* 短い課題 *
下の行をすべて、一字一句変えずにもう一度書き出してください。画像は答えに含めないでください。

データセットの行
* * *

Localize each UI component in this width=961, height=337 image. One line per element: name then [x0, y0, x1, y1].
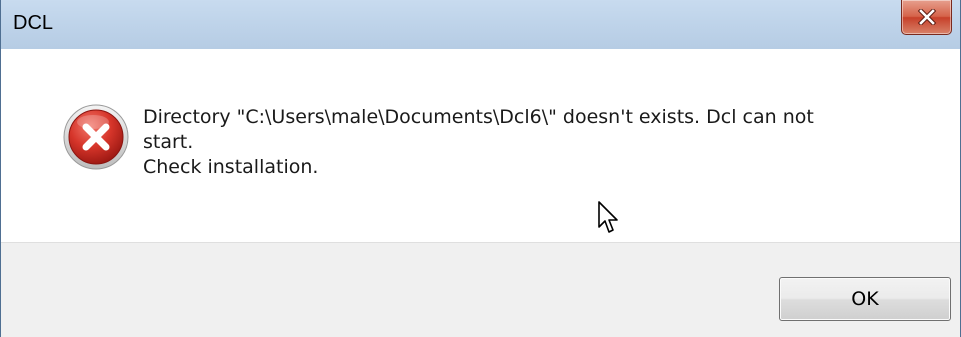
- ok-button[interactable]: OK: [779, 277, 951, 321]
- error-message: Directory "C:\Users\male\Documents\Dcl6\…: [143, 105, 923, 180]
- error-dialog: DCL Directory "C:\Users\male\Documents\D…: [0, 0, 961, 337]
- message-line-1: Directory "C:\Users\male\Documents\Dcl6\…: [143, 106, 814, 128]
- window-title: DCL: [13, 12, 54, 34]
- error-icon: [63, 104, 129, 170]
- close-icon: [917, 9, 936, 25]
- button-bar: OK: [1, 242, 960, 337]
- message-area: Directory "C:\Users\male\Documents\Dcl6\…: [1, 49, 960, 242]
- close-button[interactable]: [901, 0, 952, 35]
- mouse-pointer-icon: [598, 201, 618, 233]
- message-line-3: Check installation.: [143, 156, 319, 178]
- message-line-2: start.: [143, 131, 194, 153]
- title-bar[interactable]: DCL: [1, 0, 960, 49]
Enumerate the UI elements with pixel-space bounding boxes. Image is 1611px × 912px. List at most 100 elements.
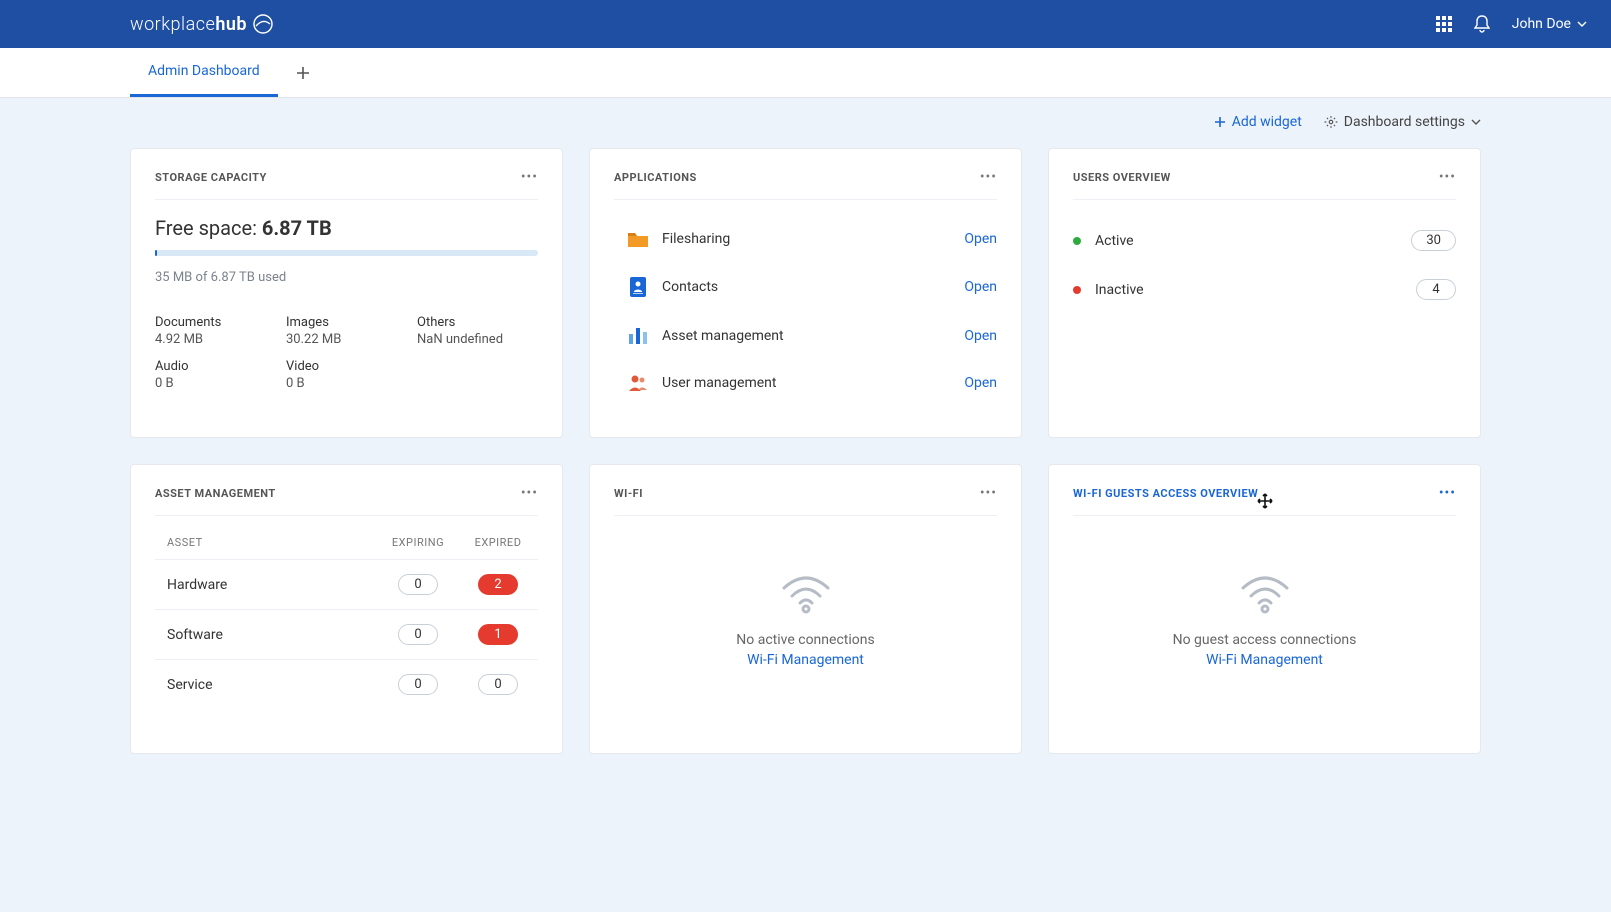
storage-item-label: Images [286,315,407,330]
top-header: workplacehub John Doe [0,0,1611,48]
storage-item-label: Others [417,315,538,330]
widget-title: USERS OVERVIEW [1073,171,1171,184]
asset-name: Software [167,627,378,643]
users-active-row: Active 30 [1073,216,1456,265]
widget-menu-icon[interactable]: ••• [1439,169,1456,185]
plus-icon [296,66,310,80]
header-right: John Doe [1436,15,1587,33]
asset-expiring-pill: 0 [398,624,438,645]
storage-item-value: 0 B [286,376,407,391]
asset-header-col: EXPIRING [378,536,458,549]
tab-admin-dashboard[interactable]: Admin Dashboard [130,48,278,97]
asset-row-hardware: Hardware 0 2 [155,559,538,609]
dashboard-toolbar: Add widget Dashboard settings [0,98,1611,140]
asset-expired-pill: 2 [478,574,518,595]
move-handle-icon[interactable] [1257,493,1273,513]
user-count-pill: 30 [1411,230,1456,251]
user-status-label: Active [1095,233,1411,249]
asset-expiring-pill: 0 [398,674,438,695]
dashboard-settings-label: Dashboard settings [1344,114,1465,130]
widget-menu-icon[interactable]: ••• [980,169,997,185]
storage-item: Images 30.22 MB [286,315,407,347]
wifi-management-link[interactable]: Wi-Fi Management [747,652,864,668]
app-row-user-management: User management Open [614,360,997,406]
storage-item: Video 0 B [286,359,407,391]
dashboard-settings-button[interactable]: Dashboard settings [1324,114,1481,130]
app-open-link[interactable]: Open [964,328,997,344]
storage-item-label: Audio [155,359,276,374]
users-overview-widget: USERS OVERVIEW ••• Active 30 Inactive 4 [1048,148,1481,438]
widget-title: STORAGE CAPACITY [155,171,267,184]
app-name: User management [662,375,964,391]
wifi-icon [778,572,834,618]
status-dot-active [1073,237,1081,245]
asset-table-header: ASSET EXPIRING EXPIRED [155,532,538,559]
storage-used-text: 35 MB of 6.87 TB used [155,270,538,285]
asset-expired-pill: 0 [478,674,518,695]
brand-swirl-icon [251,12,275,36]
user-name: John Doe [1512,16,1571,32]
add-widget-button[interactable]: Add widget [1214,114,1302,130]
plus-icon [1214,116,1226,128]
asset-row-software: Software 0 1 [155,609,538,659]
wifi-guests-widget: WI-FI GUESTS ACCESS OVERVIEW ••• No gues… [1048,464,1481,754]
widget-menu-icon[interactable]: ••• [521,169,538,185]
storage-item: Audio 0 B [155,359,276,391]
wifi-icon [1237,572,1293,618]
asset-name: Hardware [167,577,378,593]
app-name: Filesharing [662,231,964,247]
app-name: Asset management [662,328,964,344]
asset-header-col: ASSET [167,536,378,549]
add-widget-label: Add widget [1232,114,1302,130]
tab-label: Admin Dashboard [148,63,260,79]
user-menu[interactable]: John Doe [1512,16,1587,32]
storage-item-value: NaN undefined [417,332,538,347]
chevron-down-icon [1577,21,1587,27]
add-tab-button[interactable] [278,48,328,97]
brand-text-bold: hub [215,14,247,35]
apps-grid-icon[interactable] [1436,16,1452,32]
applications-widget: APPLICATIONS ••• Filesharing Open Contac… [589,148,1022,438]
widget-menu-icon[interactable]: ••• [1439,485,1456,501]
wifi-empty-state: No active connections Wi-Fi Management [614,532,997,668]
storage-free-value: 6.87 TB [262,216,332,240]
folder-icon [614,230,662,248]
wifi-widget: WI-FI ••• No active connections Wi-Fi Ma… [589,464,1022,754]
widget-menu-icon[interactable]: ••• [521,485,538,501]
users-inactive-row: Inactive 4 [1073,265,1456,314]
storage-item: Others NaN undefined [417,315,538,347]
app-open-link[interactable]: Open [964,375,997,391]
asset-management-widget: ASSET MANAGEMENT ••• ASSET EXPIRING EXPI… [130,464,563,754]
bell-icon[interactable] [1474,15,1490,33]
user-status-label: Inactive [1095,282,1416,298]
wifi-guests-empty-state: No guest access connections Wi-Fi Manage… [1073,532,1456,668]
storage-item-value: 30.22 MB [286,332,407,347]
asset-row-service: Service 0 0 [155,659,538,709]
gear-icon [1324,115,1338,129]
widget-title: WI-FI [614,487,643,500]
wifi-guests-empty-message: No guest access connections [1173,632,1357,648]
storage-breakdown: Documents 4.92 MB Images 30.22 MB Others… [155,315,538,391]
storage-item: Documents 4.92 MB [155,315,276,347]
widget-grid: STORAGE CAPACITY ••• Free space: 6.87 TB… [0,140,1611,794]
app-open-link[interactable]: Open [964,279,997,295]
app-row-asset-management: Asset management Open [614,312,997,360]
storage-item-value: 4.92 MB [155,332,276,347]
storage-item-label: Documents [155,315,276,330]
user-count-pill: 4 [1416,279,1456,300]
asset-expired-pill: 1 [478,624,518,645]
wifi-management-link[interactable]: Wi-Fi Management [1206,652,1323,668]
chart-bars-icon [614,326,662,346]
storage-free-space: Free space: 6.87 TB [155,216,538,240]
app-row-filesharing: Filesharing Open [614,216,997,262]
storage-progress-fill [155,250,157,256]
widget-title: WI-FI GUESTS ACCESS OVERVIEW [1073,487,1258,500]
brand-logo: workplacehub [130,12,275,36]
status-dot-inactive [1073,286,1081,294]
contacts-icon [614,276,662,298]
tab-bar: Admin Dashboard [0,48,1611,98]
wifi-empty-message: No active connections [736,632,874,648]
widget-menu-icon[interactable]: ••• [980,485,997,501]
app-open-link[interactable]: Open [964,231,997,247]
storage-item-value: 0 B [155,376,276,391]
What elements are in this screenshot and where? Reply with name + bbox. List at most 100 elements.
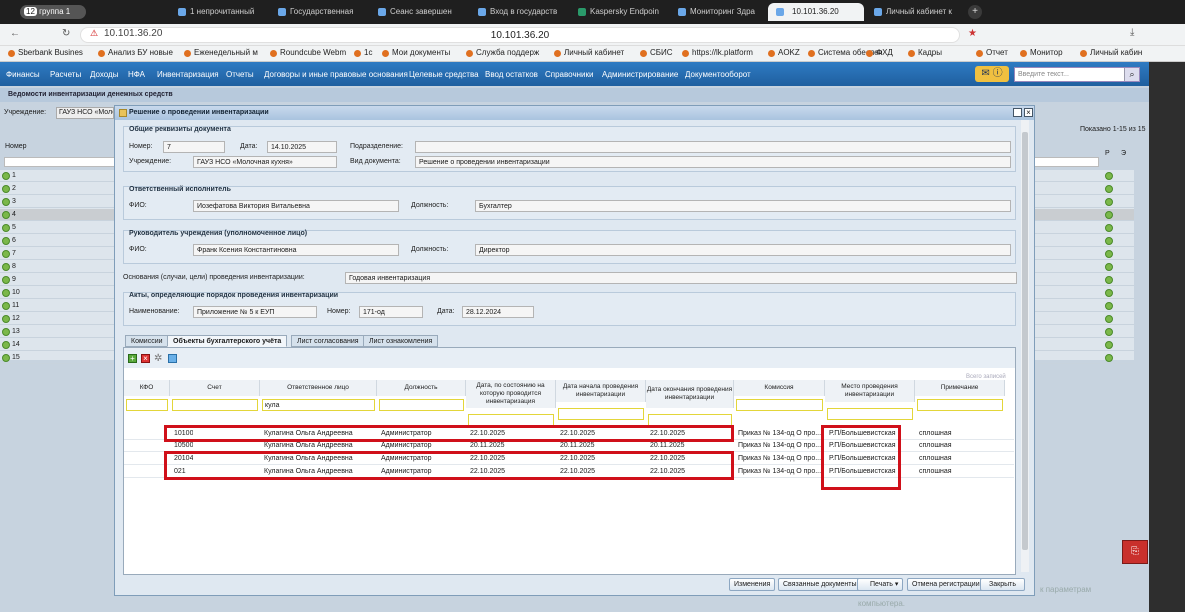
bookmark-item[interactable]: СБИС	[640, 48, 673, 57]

* * *

* 課題の出力 *
Localize each UI component in this width=961, height=337 image. One line per element: name then [x0, y0, x1, y1].
- ok-button[interactable]: OK: [779, 277, 951, 321]
- error-message: Directory "C:\Users\male\Documents\Dcl6\…: [143, 105, 923, 180]
- error-dialog: DCL Directory "C:\Users\male\Documents\D…: [0, 0, 961, 337]
- message-line-1: Directory "C:\Users\male\Documents\Dcl6\…: [143, 106, 814, 128]
- window-title: DCL: [13, 12, 54, 34]
- error-icon: [63, 104, 129, 170]
- close-icon: [917, 9, 936, 25]
- button-bar: OK: [1, 242, 960, 337]
- message-area: Directory "C:\Users\male\Documents\Dcl6\…: [1, 49, 960, 242]
- close-button[interactable]: [901, 0, 952, 35]
- mouse-pointer-icon: [598, 201, 618, 233]
- message-line-3: Check installation.: [143, 156, 319, 178]
- message-line-2: start.: [143, 131, 194, 153]
- title-bar[interactable]: DCL: [1, 0, 960, 49]
Enumerate the UI elements with pixel-space bounding boxes. Image is 1611px × 912px. List at most 100 elements.
storage-item-label: Images [286,315,407,330]
top-header: workplacehub John Doe [0,0,1611,48]
storage-item-label: Others [417,315,538,330]
widget-title: USERS OVERVIEW [1073,171,1171,184]
asset-name: Software [167,627,378,643]
users-active-row: Active 30 [1073,216,1456,265]
widget-menu-icon[interactable]: ••• [1439,169,1456,185]
plus-icon [296,66,310,80]
header-right: John Doe [1436,15,1587,33]
asset-expiring-pill: 0 [398,624,438,645]
storage-item-value: 0 B [286,376,407,391]
asset-header-col: EXPIRING [378,536,458,549]
tab-admin-dashboard[interactable]: Admin Dashboard [130,48,278,97]
asset-row-hardware: Hardware 0 2 [155,559,538,609]
dashboard-toolbar: Add widget Dashboard settings [0,98,1611,140]
asset-expired-pill: 2 [478,574,518,595]
move-handle-icon[interactable] [1257,493,1273,513]
user-count-pill: 30 [1411,230,1456,251]
user-status-label: Active [1095,233,1411,249]
asset-expiring-pill: 0 [398,674,438,695]
dashboard-settings-label: Dashboard settings [1344,114,1465,130]
widget-menu-icon[interactable]: ••• [980,169,997,185]
storage-item: Images 30.22 MB [286,315,407,347]
wifi-management-link[interactable]: Wi-Fi Management [747,652,864,668]
app-row-user-management: User management Open [614,360,997,406]
storage-item: Video 0 B [286,359,407,391]
dashboard-settings-button[interactable]: Dashboard settings [1324,114,1481,130]
app-open-link[interactable]: Open [964,328,997,344]
storage-item-label: Audio [155,359,276,374]
users-overview-widget: USERS OVERVIEW ••• Active 30 Inactive 4 [1048,148,1481,438]
widget-title: STORAGE CAPACITY [155,171,267,184]
app-name: User management [662,375,964,391]
wifi-icon [778,572,834,618]
status-dot-active [1073,237,1081,245]
asset-table-header: ASSET EXPIRING EXPIRED [155,532,538,559]
storage-used-text: 35 MB of 6.87 TB used [155,270,538,285]
asset-expired-pill: 0 [478,674,518,695]
brand-swirl-icon [251,12,275,36]
user-name: John Doe [1512,16,1571,32]
add-widget-button[interactable]: Add widget [1214,114,1302,130]
plus-icon [1214,116,1226,128]
asset-row-software: Software 0 1 [155,609,538,659]
wifi-guests-widget: WI-FI GUESTS ACCESS OVERVIEW ••• No gues… [1048,464,1481,754]
widget-menu-icon[interactable]: ••• [521,169,538,185]
storage-item: Audio 0 B [155,359,276,391]
wifi-icon [1237,572,1293,618]
asset-name: Hardware [167,577,378,593]
app-name: Filesharing [662,231,964,247]
app-name: Asset management [662,328,964,344]
asset-header-col: ASSET [167,536,378,549]
add-widget-label: Add widget [1232,114,1302,130]
tab-label: Admin Dashboard [148,63,260,79]
user-menu[interactable]: John Doe [1512,16,1587,32]
storage-item-value: NaN undefined [417,332,538,347]
chevron-down-icon [1577,21,1587,27]
add-tab-button[interactable] [278,48,328,97]
brand-text-bold: hub [215,14,247,35]
apps-grid-icon[interactable] [1436,16,1452,32]
applications-widget: APPLICATIONS ••• Filesharing Open Contac… [589,148,1022,438]
widget-menu-icon[interactable]: ••• [1439,485,1456,501]
wifi-empty-state: No active connections Wi-Fi Management [614,532,997,668]
storage-free-value: 6.87 TB [262,216,332,240]
folder-icon [614,230,662,248]
wifi-widget: WI-FI ••• No active connections Wi-Fi Ma… [589,464,1022,754]
widget-menu-icon[interactable]: ••• [521,485,538,501]
users-inactive-row: Inactive 4 [1073,265,1456,314]
storage-item: Others NaN undefined [417,315,538,347]
app-open-link[interactable]: Open [964,375,997,391]
asset-management-widget: ASSET MANAGEMENT ••• ASSET EXPIRING EXPI… [130,464,563,754]
bell-icon[interactable] [1474,15,1490,33]
user-status-label: Inactive [1095,282,1416,298]
wifi-guests-empty-state: No guest access connections Wi-Fi Manage… [1073,532,1456,668]
storage-item-value: 30.22 MB [286,332,407,347]
asset-row-service: Service 0 0 [155,659,538,709]
gear-icon [1324,115,1338,129]
widget-title: WI-FI [614,487,643,500]
wifi-guests-empty-message: No guest access connections [1173,632,1357,648]
storage-breakdown: Documents 4.92 MB Images 30.22 MB Others… [155,315,538,391]
storage-item: Documents 4.92 MB [155,315,276,347]
widget-grid: STORAGE CAPACITY ••• Free space: 6.87 TB… [0,140,1611,794]
app-open-link[interactable]: Open [964,279,997,295]
app-row-asset-management: Asset management Open [614,312,997,360]
storage-item-value: 4.92 MB [155,332,276,347]
storage-item-label: Documents [155,315,276,330]
user-count-pill: 4 [1416,279,1456,300]
asset-expired-pill: 1 [478,624,518,645]
wifi-management-link[interactable]: Wi-Fi Management [1206,652,1323,668]
chart-bars-icon [614,326,662,346]
storage-free-space: Free space: 6.87 TB [155,216,538,240]
app-row-filesharing: Filesharing Open [614,216,997,262]
storage-progress-fill [155,250,157,256]
widget-title: WI-FI GUESTS ACCESS OVERVIEW [1073,487,1258,500]
brand-logo: workplacehub [130,12,275,36]
status-dot-inactive [1073,286,1081,294]
contacts-icon [614,276,662,298]
tab-bar: Admin Dashboard [0,48,1611,98]
wifi-empty-message: No active connections [736,632,874,648]
widget-menu-icon[interactable]: ••• [980,485,997,501]
app-open-link[interactable]: Open [964,231,997,247]
storage-item-value: 0 B [155,376,276,391]
What elements are in this screenshot and where? Reply with name + bbox. List at most 100 elements.
bookmark-item[interactable]: СБИС	[640, 48, 673, 57]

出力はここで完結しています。